▶ **Data records**:
◇ ◇ ◇ ◇ ◇

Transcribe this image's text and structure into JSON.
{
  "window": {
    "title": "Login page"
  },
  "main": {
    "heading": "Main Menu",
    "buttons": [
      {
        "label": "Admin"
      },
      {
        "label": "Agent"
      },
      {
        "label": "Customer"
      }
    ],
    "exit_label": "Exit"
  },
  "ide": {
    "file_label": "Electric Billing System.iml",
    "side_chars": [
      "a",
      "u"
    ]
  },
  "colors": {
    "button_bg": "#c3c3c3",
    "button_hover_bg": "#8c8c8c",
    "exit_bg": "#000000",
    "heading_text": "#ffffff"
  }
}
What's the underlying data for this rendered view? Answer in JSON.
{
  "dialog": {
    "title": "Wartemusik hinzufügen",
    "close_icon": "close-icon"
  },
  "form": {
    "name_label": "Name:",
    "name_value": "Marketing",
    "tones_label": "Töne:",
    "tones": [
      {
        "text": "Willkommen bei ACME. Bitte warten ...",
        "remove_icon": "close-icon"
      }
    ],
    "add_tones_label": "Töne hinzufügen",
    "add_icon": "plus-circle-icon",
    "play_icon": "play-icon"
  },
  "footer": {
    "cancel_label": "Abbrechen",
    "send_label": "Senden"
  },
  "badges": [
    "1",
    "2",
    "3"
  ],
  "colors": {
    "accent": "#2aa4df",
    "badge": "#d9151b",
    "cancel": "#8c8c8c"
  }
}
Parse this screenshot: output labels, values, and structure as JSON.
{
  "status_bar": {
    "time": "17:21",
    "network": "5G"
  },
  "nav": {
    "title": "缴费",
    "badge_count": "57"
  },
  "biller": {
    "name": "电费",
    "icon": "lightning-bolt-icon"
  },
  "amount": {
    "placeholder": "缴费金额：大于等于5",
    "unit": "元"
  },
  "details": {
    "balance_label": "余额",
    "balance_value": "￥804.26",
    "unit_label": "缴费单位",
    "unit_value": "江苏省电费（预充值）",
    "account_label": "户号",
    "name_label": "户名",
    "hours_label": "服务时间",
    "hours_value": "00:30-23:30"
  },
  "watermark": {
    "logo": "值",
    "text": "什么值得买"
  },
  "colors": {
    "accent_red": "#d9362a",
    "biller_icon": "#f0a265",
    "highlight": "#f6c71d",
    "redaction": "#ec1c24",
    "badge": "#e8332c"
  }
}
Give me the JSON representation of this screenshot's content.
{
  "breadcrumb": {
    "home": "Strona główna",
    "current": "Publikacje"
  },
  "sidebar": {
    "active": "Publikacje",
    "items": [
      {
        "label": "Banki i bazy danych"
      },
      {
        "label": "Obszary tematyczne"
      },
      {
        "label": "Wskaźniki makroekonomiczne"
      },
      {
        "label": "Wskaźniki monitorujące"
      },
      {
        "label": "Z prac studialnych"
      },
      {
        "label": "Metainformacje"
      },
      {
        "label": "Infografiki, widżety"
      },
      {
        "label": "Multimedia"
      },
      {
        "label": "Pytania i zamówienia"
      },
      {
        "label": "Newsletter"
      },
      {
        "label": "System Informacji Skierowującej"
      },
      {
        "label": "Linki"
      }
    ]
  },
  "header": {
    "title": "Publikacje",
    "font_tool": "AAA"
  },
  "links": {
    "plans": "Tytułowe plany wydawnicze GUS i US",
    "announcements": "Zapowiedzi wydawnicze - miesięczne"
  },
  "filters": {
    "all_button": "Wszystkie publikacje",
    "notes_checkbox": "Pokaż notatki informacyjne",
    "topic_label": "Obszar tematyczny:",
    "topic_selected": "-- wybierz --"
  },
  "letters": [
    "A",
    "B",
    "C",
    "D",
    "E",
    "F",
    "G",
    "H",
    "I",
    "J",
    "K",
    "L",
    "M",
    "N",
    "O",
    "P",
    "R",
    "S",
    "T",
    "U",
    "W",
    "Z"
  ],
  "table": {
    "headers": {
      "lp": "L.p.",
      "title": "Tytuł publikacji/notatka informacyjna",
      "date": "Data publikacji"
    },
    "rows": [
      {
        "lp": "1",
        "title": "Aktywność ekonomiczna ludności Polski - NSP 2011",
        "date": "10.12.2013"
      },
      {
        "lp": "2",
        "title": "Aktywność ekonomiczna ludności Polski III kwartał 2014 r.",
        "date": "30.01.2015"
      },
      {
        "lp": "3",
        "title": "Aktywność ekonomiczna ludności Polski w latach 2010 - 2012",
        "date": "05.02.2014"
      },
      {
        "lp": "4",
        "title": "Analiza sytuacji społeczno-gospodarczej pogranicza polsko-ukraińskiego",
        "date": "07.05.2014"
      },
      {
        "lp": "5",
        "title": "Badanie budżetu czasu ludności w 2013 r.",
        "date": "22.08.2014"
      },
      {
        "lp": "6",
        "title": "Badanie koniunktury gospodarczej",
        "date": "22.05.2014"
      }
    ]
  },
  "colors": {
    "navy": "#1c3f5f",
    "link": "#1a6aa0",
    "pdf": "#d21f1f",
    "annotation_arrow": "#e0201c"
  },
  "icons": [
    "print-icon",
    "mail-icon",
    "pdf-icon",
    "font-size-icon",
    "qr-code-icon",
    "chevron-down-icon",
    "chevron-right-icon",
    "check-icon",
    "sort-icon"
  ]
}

◇ ◇ ◇ ◇ ◇

▶ **Problem**: Note every line above where the string "structure" shows up, and copy those lines.

▶ **Exercise answer**:
Transcribe this image's text and structure into JSON.
Parse this screenshot: output labels, values, and structure as JSON.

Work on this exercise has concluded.